Work order:
Copy each line of the records that includes "Handlingar".

Records from a data source:
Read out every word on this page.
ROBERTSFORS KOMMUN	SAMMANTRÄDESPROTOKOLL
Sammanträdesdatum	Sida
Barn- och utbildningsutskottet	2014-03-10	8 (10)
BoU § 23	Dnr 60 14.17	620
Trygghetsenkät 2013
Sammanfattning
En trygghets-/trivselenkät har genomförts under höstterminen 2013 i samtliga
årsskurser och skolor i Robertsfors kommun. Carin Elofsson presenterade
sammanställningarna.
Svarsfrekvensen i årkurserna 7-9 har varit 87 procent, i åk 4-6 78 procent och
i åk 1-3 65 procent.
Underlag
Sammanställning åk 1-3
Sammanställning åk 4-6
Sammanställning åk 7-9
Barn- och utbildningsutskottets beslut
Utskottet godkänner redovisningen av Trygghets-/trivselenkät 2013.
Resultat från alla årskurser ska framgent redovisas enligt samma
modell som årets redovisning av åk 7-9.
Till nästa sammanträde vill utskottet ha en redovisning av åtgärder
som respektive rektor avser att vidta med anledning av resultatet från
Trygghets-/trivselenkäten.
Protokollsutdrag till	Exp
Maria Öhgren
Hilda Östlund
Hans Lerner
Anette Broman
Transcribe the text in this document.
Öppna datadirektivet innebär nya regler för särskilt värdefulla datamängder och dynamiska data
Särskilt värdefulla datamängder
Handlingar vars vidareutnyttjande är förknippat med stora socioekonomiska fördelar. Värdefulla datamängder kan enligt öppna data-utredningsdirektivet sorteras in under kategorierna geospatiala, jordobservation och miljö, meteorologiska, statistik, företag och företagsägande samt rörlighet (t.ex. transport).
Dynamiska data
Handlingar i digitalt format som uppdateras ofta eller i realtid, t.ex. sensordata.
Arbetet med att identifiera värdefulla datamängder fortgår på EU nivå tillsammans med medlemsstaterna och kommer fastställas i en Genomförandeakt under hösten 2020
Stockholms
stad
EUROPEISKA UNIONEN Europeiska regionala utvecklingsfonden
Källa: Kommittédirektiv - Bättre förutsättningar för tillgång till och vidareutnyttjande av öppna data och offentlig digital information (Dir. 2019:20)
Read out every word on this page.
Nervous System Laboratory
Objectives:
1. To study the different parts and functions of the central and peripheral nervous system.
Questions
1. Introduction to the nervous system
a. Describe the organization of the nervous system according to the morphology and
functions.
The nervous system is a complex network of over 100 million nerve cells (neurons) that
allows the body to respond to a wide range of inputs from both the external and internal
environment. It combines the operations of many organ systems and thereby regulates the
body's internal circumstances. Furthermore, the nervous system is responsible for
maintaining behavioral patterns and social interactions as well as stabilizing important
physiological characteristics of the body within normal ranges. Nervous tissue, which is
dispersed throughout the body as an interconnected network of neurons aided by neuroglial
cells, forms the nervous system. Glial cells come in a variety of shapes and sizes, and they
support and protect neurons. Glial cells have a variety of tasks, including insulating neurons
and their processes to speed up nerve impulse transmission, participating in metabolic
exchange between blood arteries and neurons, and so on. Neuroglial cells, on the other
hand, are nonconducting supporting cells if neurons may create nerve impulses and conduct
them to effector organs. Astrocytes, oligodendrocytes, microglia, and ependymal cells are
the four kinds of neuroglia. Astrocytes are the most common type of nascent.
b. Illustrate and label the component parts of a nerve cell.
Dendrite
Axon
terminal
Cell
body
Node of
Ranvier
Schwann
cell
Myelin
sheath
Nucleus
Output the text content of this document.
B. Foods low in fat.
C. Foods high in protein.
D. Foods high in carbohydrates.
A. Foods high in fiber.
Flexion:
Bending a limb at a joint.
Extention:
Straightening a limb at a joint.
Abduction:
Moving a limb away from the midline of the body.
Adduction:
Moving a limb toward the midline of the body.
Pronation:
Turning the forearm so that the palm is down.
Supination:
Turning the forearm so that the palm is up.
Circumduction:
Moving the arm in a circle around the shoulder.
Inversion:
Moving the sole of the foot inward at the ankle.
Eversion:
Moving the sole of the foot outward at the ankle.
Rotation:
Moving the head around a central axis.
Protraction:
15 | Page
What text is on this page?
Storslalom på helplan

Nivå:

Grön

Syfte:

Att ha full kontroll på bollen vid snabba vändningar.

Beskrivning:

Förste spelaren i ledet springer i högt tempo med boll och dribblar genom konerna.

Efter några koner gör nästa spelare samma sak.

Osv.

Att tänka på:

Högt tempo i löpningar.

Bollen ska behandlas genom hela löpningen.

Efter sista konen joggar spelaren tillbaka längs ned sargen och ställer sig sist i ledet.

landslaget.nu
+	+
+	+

Response:
Handlingar vars vidareutnyttjande är förknippat med stora socioekonomiska fördelar. Värdefulla datamängder kan enligt öppna data-utredningsdirektivet sorteras in under kategorierna geospatiala, jordobservation och miljö, meteorologiska, statistik, företag och företagsägande samt rörlighet (t.ex. transport).
Handlingar i digitalt format som uppdateras ofta eller i realtid, t.ex. sensordata.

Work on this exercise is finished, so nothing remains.